* SHORT PROBLEM: Give the number of lines in the listing below that include the word "JSON", with nothing more.

─── SUPPLIED INFORMATION

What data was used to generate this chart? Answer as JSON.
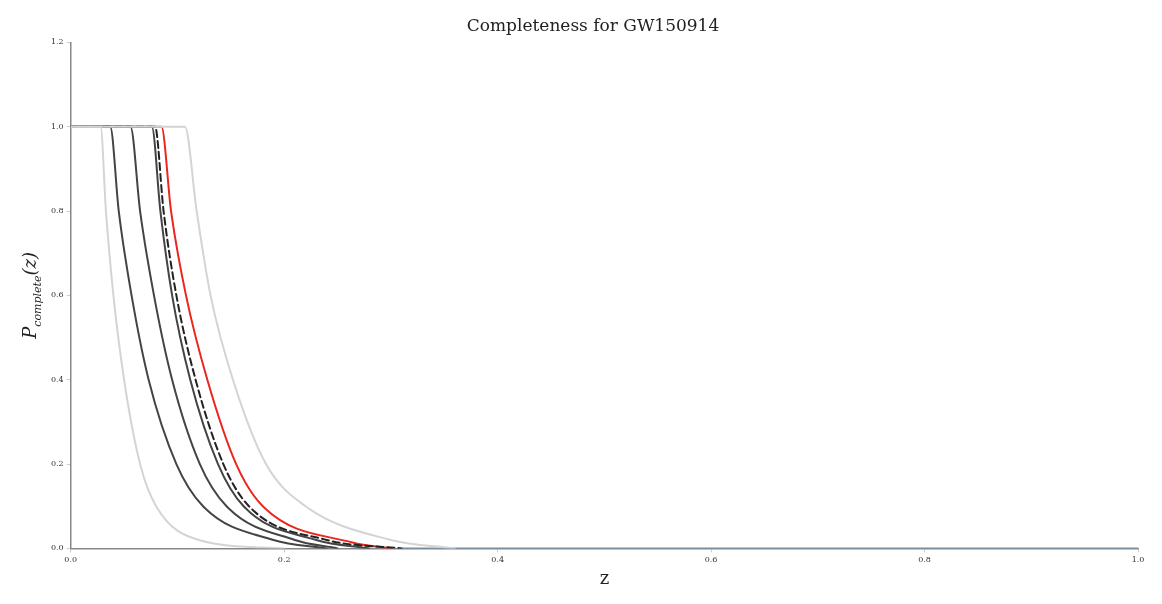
{
  "chart_data": {
    "type": "line",
    "title": "Completeness for GW150914",
    "xlabel": "z",
    "ylabel": "P$_{complete}$(z)",
    "series": [
      {
        "color": "#d4d4d4",
        "x": [
          0,
          0.028,
          0.033,
          0.04,
          0.05,
          0.065,
          0.08,
          0.12,
          0.2
        ],
        "values": [
          1,
          1,
          0.8,
          0.6,
          0.4,
          0.2,
          0.1,
          0.02,
          0
        ]
      },
      {
        "color": "#d4d4d4",
        "x": [
          0,
          0.107,
          0.118,
          0.131,
          0.152,
          0.183,
          0.22,
          0.3,
          0.36
        ],
        "values": [
          1,
          1,
          0.8,
          0.6,
          0.4,
          0.2,
          0.1,
          0.02,
          0
        ]
      },
      {
        "color": "#444444",
        "x": [
          0,
          0.037,
          0.045,
          0.057,
          0.073,
          0.099,
          0.124,
          0.19,
          0.24
        ],
        "values": [
          1,
          1,
          0.8,
          0.6,
          0.4,
          0.2,
          0.1,
          0.02,
          0
        ]
      },
      {
        "color": "#444444",
        "x": [
          0,
          0.056,
          0.065,
          0.078,
          0.095,
          0.121,
          0.146,
          0.21,
          0.25
        ],
        "values": [
          1,
          1,
          0.8,
          0.6,
          0.4,
          0.2,
          0.1,
          0.02,
          0
        ]
      },
      {
        "color": "#444444",
        "x": [
          0,
          0.076,
          0.084,
          0.095,
          0.112,
          0.138,
          0.162,
          0.23,
          0.28
        ],
        "values": [
          1,
          1,
          0.8,
          0.6,
          0.4,
          0.2,
          0.1,
          0.02,
          0
        ]
      },
      {
        "color": "#222222",
        "line_style": "dashed",
        "x": [
          0,
          0.079,
          0.087,
          0.099,
          0.117,
          0.143,
          0.167,
          0.24,
          0.31
        ],
        "values": [
          1,
          1,
          0.8,
          0.6,
          0.4,
          0.2,
          0.1,
          0.02,
          0
        ]
      },
      {
        "color": "#6f93b3",
        "x": [
          0.31,
          1.0
        ],
        "values": [
          0,
          0
        ]
      },
      {
        "color": "#e8281e",
        "x": [
          0,
          0.085,
          0.094,
          0.108,
          0.128,
          0.155,
          0.18,
          0.264,
          0.3
        ],
        "values": [
          1,
          1,
          0.8,
          0.6,
          0.4,
          0.2,
          0.1,
          0.014,
          0
        ]
      }
    ],
    "xlim": [
      0,
      1.0
    ],
    "xticks": [
      {
        "value": 0,
        "label": "0.0"
      },
      0.2,
      0.4,
      0.6,
      0.8,
      {
        "value": 1,
        "label": "1.0"
      }
    ],
    "ylim": [
      0,
      1.2
    ],
    "yticks": [
      {
        "value": 0,
        "label": "0.0"
      },
      0.2,
      0.4,
      0.6,
      0.8,
      {
        "value": 1,
        "label": "1.0"
      },
      1.2
    ],
    "grid": false,
    "legend": false,
    "marker": "none",
    "line_style": "solid"
  }
}
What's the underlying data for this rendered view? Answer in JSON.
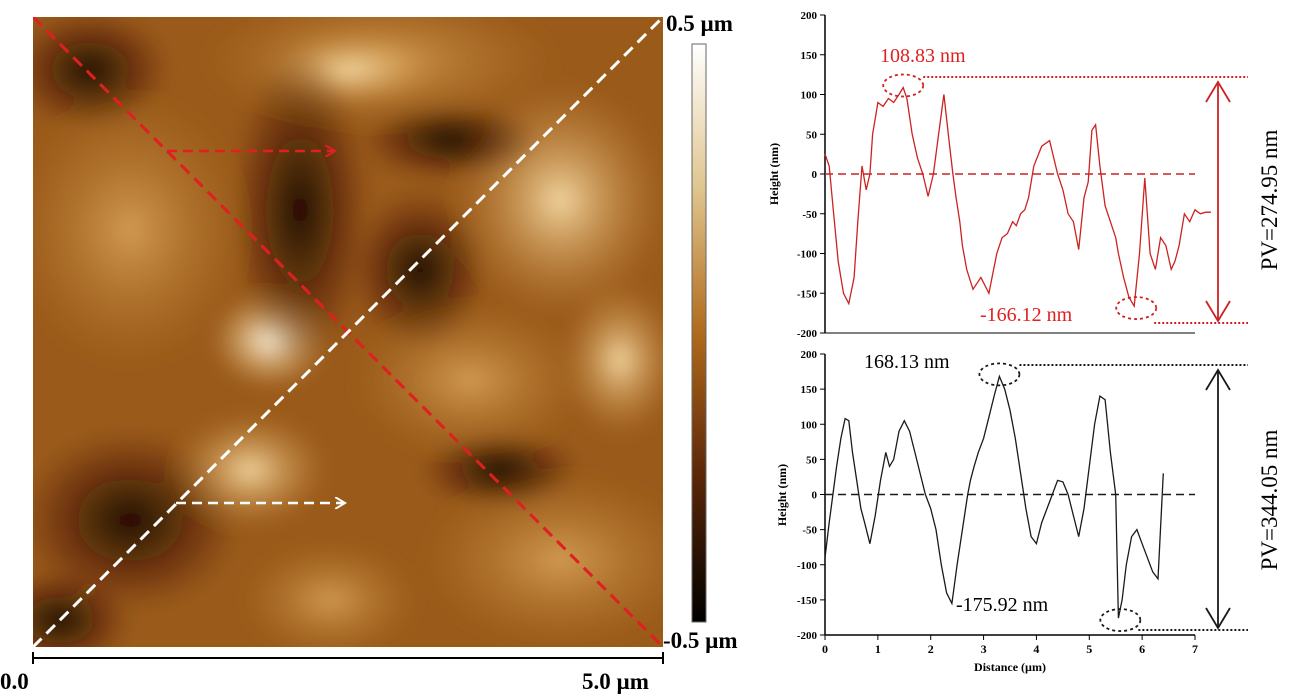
{
  "afm_image": {
    "scale_label_top": "0.5 µm",
    "scale_label_bottom": "-0.5 µm",
    "x_axis_start": "0.0",
    "x_axis_end": "5.0 µm",
    "colors": {
      "red_line": "#e02020",
      "white_line": "#ffffff",
      "afm_dark": "#1a0500",
      "afm_mid": "#b06a1c",
      "afm_light": "#fff4da"
    }
  },
  "chart_data": [
    {
      "type": "line",
      "ylabel": "Height (nm)",
      "xlabel": "",
      "xlim": [
        0,
        7
      ],
      "ylim": [
        -200,
        200
      ],
      "yticks": [
        -200,
        -150,
        -100,
        -50,
        0,
        50,
        100,
        150,
        200
      ],
      "baseline": 0,
      "color": "#cc2222",
      "series": [
        {
          "x": [
            0,
            0.08,
            0.15,
            0.25,
            0.35,
            0.45,
            0.55,
            0.62,
            0.7,
            0.78,
            0.85,
            0.9,
            1.0,
            1.1,
            1.2,
            1.3,
            1.4,
            1.48,
            1.55,
            1.65,
            1.75,
            1.85,
            1.95,
            2.05,
            2.15,
            2.25,
            2.35,
            2.42,
            2.48,
            2.55,
            2.6,
            2.68,
            2.8,
            2.95,
            3.1,
            3.25,
            3.35,
            3.45,
            3.55,
            3.62,
            3.7,
            3.78,
            3.85,
            3.95,
            4.1,
            4.25,
            4.4,
            4.5,
            4.6,
            4.7,
            4.8,
            4.9,
            4.98,
            5.05,
            5.12,
            5.2,
            5.3,
            5.4,
            5.5,
            5.55,
            5.65,
            5.75,
            5.85,
            5.95,
            6.05,
            6.15,
            6.25,
            6.35,
            6.45,
            6.55,
            6.62,
            6.7,
            6.8,
            6.9,
            7.0,
            7.1,
            7.2,
            7.3
          ],
          "y": [
            25,
            10,
            -40,
            -110,
            -150,
            -163,
            -130,
            -60,
            10,
            -20,
            0,
            50,
            90,
            85,
            95,
            90,
            100,
            108.83,
            95,
            50,
            20,
            0,
            -28,
            0,
            50,
            100,
            40,
            0,
            -30,
            -60,
            -90,
            -120,
            -145,
            -130,
            -150,
            -100,
            -80,
            -75,
            -60,
            -65,
            -50,
            -45,
            -30,
            10,
            35,
            42,
            0,
            -20,
            -50,
            -60,
            -95,
            -30,
            -10,
            55,
            62,
            10,
            -40,
            -60,
            -80,
            -100,
            -130,
            -155,
            -166.12,
            -100,
            -5,
            -100,
            -120,
            -80,
            -90,
            -120,
            -110,
            -90,
            -50,
            -60,
            -45,
            -50,
            -48,
            -48
          ]
        }
      ],
      "annotations": {
        "max_label": "108.83 nm",
        "min_label": "-166.12 nm",
        "pv_label": "PV=274.95 nm"
      }
    },
    {
      "type": "line",
      "ylabel": "Height (nm)",
      "xlabel": "Distance (µm)",
      "xlim": [
        0,
        7
      ],
      "ylim": [
        -200,
        200
      ],
      "yticks": [
        -200,
        -150,
        -100,
        -50,
        0,
        50,
        100,
        150,
        200
      ],
      "xticks": [
        0,
        1,
        2,
        3,
        4,
        5,
        6,
        7
      ],
      "baseline": 0,
      "color": "#1a1a1a",
      "series": [
        {
          "x": [
            0,
            0.08,
            0.15,
            0.22,
            0.3,
            0.38,
            0.45,
            0.52,
            0.6,
            0.68,
            0.75,
            0.85,
            0.95,
            1.05,
            1.15,
            1.22,
            1.3,
            1.4,
            1.5,
            1.6,
            1.7,
            1.8,
            1.9,
            2.0,
            2.1,
            2.2,
            2.3,
            2.4,
            2.5,
            2.6,
            2.7,
            2.75,
            2.82,
            2.9,
            3.0,
            3.1,
            3.2,
            3.3,
            3.4,
            3.5,
            3.6,
            3.7,
            3.8,
            3.9,
            4.0,
            4.1,
            4.2,
            4.3,
            4.4,
            4.5,
            4.6,
            4.7,
            4.8,
            4.9,
            5.0,
            5.1,
            5.2,
            5.3,
            5.4,
            5.5,
            5.55,
            5.62,
            5.7,
            5.8,
            5.9,
            6.0,
            6.1,
            6.2,
            6.3,
            6.4
          ],
          "y": [
            -90,
            -40,
            0,
            40,
            80,
            108,
            105,
            60,
            20,
            -20,
            -40,
            -70,
            -30,
            20,
            60,
            40,
            50,
            90,
            105,
            90,
            60,
            30,
            0,
            -20,
            -50,
            -100,
            -140,
            -155,
            -100,
            -50,
            0,
            20,
            40,
            60,
            80,
            110,
            140,
            168.13,
            150,
            120,
            80,
            30,
            -20,
            -60,
            -70,
            -40,
            -20,
            0,
            20,
            18,
            0,
            -30,
            -60,
            -20,
            40,
            100,
            140,
            135,
            60,
            0,
            -175.92,
            -150,
            -100,
            -60,
            -50,
            -70,
            -90,
            -110,
            -120,
            30
          ]
        }
      ],
      "annotations": {
        "max_label": "168.13 nm",
        "min_label": "-175.92 nm",
        "pv_label": "PV=344.05 nm"
      }
    }
  ]
}
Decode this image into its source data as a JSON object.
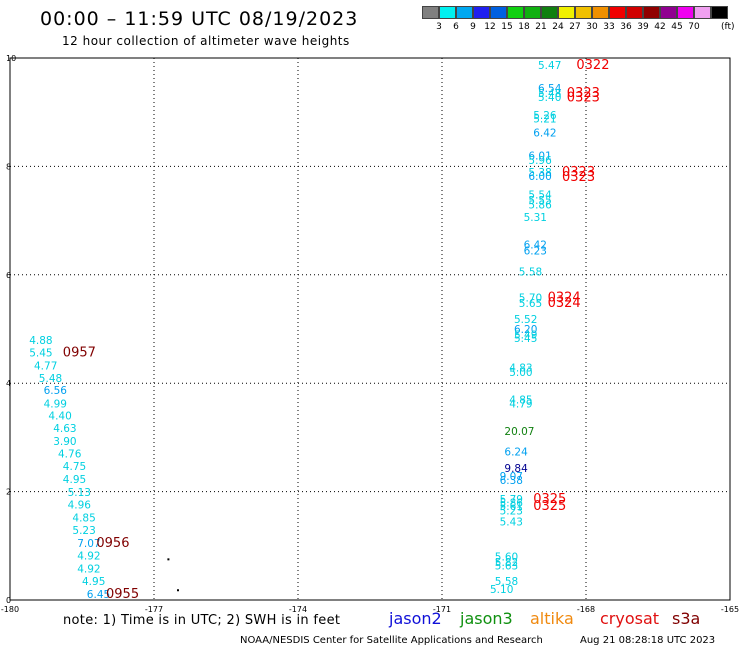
{
  "title": "00:00 – 11:59 UTC 08/19/2023",
  "subtitle": "12 hour collection of altimeter wave heights",
  "note": "note:  1) Time is in UTC;  2) SWH is in feet",
  "credit": "NOAA/NESDIS Center for Satellite Applications and Research",
  "timestamp": "Aug 21 08:28:18 UTC 2023",
  "satellites": [
    {
      "name": "jason2",
      "color": "#1010d8"
    },
    {
      "name": "jason3",
      "color": "#109010"
    },
    {
      "name": "altika",
      "color": "#f08a10"
    },
    {
      "name": "cryosat",
      "color": "#e01010"
    },
    {
      "name": "s3a",
      "color": "#800000"
    }
  ],
  "color_scale": {
    "colors": [
      "#808080",
      "#00f0f0",
      "#00a8f0",
      "#2020f0",
      "#0060e0",
      "#10d010",
      "#10b010",
      "#108010",
      "#f0f000",
      "#f0c000",
      "#f09000",
      "#f00000",
      "#d00000",
      "#900000",
      "#900090",
      "#f000f0",
      "#f0a0f0",
      "#000000"
    ],
    "labels": [
      "3",
      "6",
      "9",
      "12",
      "15",
      "18",
      "21",
      "24",
      "27",
      "30",
      "33",
      "36",
      "39",
      "42",
      "45",
      "70"
    ],
    "unit": "(ft)"
  },
  "chart_data": {
    "type": "scatter",
    "title": "00:00 – 11:59 UTC 08/19/2023",
    "xlim": [
      -180,
      -165
    ],
    "ylim": [
      0,
      10
    ],
    "x_ticks": [
      "-180",
      "-177",
      "-174",
      "-171",
      "-168",
      "-165"
    ],
    "y_ticks": [
      "0",
      "2",
      "4",
      "6",
      "8",
      "10"
    ],
    "grid": true,
    "swh_labels": [
      {
        "x": -179.6,
        "y": 4.8,
        "label": "4.88",
        "color": "#00d0e0"
      },
      {
        "x": -179.6,
        "y": 4.57,
        "label": "5.45",
        "color": "#00d0e0"
      },
      {
        "x": -179.5,
        "y": 4.33,
        "label": "4.77",
        "color": "#00d0e0"
      },
      {
        "x": -179.4,
        "y": 4.1,
        "label": "5.48",
        "color": "#00d0e0"
      },
      {
        "x": -179.3,
        "y": 3.87,
        "label": "6.56",
        "color": "#00a0f0"
      },
      {
        "x": -179.3,
        "y": 3.63,
        "label": "4.99",
        "color": "#00d0e0"
      },
      {
        "x": -179.2,
        "y": 3.4,
        "label": "4.40",
        "color": "#00d0e0"
      },
      {
        "x": -179.1,
        "y": 3.17,
        "label": "4.63",
        "color": "#00d0e0"
      },
      {
        "x": -179.1,
        "y": 2.93,
        "label": "3.90",
        "color": "#00d0e0"
      },
      {
        "x": -179.0,
        "y": 2.7,
        "label": "4.76",
        "color": "#00d0e0"
      },
      {
        "x": -178.9,
        "y": 2.47,
        "label": "4.75",
        "color": "#00d0e0"
      },
      {
        "x": -178.9,
        "y": 2.23,
        "label": "4.95",
        "color": "#00d0e0"
      },
      {
        "x": -178.8,
        "y": 1.99,
        "label": "5.13",
        "color": "#00d0e0"
      },
      {
        "x": -178.8,
        "y": 1.76,
        "label": "4.96",
        "color": "#00d0e0"
      },
      {
        "x": -178.7,
        "y": 1.52,
        "label": "4.85",
        "color": "#00d0e0"
      },
      {
        "x": -178.7,
        "y": 1.29,
        "label": "5.23",
        "color": "#00d0e0"
      },
      {
        "x": -178.6,
        "y": 1.05,
        "label": "7.07",
        "color": "#00a0f0"
      },
      {
        "x": -178.6,
        "y": 0.82,
        "label": "4.92",
        "color": "#00d0e0"
      },
      {
        "x": -178.6,
        "y": 0.58,
        "label": "4.92",
        "color": "#00d0e0"
      },
      {
        "x": -178.5,
        "y": 0.35,
        "label": "4.95",
        "color": "#00d0e0"
      },
      {
        "x": -178.4,
        "y": 0.11,
        "label": "6.45",
        "color": "#00a0f0"
      },
      {
        "x": -169.0,
        "y": 9.87,
        "label": "5.47",
        "color": "#00d0e0"
      },
      {
        "x": -169.0,
        "y": 9.45,
        "label": "6.54",
        "color": "#00a0f0"
      },
      {
        "x": -169.0,
        "y": 9.35,
        "label": "5.48",
        "color": "#00d0e0"
      },
      {
        "x": -169.0,
        "y": 9.28,
        "label": "5.40",
        "color": "#00d0e0"
      },
      {
        "x": -169.1,
        "y": 8.95,
        "label": "5.26",
        "color": "#00d0e0"
      },
      {
        "x": -169.1,
        "y": 8.88,
        "label": "5.21",
        "color": "#00d0e0"
      },
      {
        "x": -169.1,
        "y": 8.63,
        "label": "6.42",
        "color": "#00a0f0"
      },
      {
        "x": -169.2,
        "y": 8.2,
        "label": "6.01",
        "color": "#00a0f0"
      },
      {
        "x": -169.2,
        "y": 8.12,
        "label": "5.96",
        "color": "#00d0e0"
      },
      {
        "x": -169.2,
        "y": 7.9,
        "label": "5.38",
        "color": "#00d0e0"
      },
      {
        "x": -169.2,
        "y": 7.82,
        "label": "6.00",
        "color": "#00a0f0"
      },
      {
        "x": -169.2,
        "y": 7.48,
        "label": "5.54",
        "color": "#00d0e0"
      },
      {
        "x": -169.2,
        "y": 7.38,
        "label": "5.55",
        "color": "#00d0e0"
      },
      {
        "x": -169.2,
        "y": 7.3,
        "label": "5.86",
        "color": "#00d0e0"
      },
      {
        "x": -169.3,
        "y": 7.07,
        "label": "5.31",
        "color": "#00d0e0"
      },
      {
        "x": -169.3,
        "y": 6.56,
        "label": "6.42",
        "color": "#00a0f0"
      },
      {
        "x": -169.3,
        "y": 6.45,
        "label": "6.23",
        "color": "#00a0f0"
      },
      {
        "x": -169.4,
        "y": 6.06,
        "label": "5.58",
        "color": "#00d0e0"
      },
      {
        "x": -169.4,
        "y": 5.58,
        "label": "5.70",
        "color": "#00d0e0"
      },
      {
        "x": -169.4,
        "y": 5.48,
        "label": "5.65",
        "color": "#00d0e0"
      },
      {
        "x": -169.5,
        "y": 5.18,
        "label": "5.52",
        "color": "#00d0e0"
      },
      {
        "x": -169.5,
        "y": 5.0,
        "label": "6.20",
        "color": "#00a0f0"
      },
      {
        "x": -169.5,
        "y": 4.9,
        "label": "5.49",
        "color": "#00d0e0"
      },
      {
        "x": -169.5,
        "y": 4.83,
        "label": "5.45",
        "color": "#00d0e0"
      },
      {
        "x": -169.6,
        "y": 4.29,
        "label": "4.83",
        "color": "#00d0e0"
      },
      {
        "x": -169.6,
        "y": 4.21,
        "label": "5.00",
        "color": "#00d0e0"
      },
      {
        "x": -169.6,
        "y": 3.7,
        "label": "4.85",
        "color": "#00d0e0"
      },
      {
        "x": -169.6,
        "y": 3.63,
        "label": "4.79",
        "color": "#00d0e0"
      },
      {
        "x": -169.7,
        "y": 3.12,
        "label": "20.07",
        "color": "#108010"
      },
      {
        "x": -169.7,
        "y": 2.74,
        "label": "6.24",
        "color": "#00a0f0"
      },
      {
        "x": -169.7,
        "y": 2.44,
        "label": "9.84",
        "color": "#000090"
      },
      {
        "x": -169.8,
        "y": 2.29,
        "label": "9.07",
        "color": "#00a0f0"
      },
      {
        "x": -169.8,
        "y": 2.21,
        "label": "6.38",
        "color": "#00a0f0"
      },
      {
        "x": -169.8,
        "y": 1.86,
        "label": "5.79",
        "color": "#00d0e0"
      },
      {
        "x": -169.8,
        "y": 1.8,
        "label": "5.86",
        "color": "#00d0e0"
      },
      {
        "x": -169.8,
        "y": 1.73,
        "label": "5.61",
        "color": "#00d0e0"
      },
      {
        "x": -169.8,
        "y": 1.65,
        "label": "5.23",
        "color": "#00d0e0"
      },
      {
        "x": -169.8,
        "y": 1.45,
        "label": "5.43",
        "color": "#00d0e0"
      },
      {
        "x": -169.9,
        "y": 0.8,
        "label": "5.60",
        "color": "#00d0e0"
      },
      {
        "x": -169.9,
        "y": 0.7,
        "label": "5.82",
        "color": "#00d0e0"
      },
      {
        "x": -169.9,
        "y": 0.64,
        "label": "5.63",
        "color": "#00d0e0"
      },
      {
        "x": -169.9,
        "y": 0.35,
        "label": "5.58",
        "color": "#00d0e0"
      },
      {
        "x": -170.0,
        "y": 0.2,
        "label": "5.10",
        "color": "#00d0e0"
      }
    ],
    "time_labels": [
      {
        "x": -178.9,
        "y": 4.57,
        "label": "0957",
        "color": "#800000"
      },
      {
        "x": -178.2,
        "y": 1.05,
        "label": "0956",
        "color": "#800000"
      },
      {
        "x": -178.0,
        "y": 0.11,
        "label": "0955",
        "color": "#800000"
      },
      {
        "x": -168.2,
        "y": 9.87,
        "label": "0322",
        "color": "#f00000"
      },
      {
        "x": -168.4,
        "y": 9.35,
        "label": "0323",
        "color": "#f00000"
      },
      {
        "x": -168.4,
        "y": 9.27,
        "label": "0323",
        "color": "#f00000"
      },
      {
        "x": -168.5,
        "y": 7.9,
        "label": "0323",
        "color": "#f00000"
      },
      {
        "x": -168.5,
        "y": 7.8,
        "label": "0323",
        "color": "#f00000"
      },
      {
        "x": -168.8,
        "y": 5.58,
        "label": "0324",
        "color": "#f00000"
      },
      {
        "x": -168.8,
        "y": 5.48,
        "label": "0324",
        "color": "#f00000"
      },
      {
        "x": -169.1,
        "y": 1.86,
        "label": "0325",
        "color": "#f00000"
      },
      {
        "x": -169.1,
        "y": 1.73,
        "label": "0325",
        "color": "#f00000"
      }
    ],
    "dots": [
      {
        "x": -176.7,
        "y": 0.75
      },
      {
        "x": -176.5,
        "y": 0.18
      }
    ]
  }
}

──────

* ANSWER FOR THIS EXERCISE: 3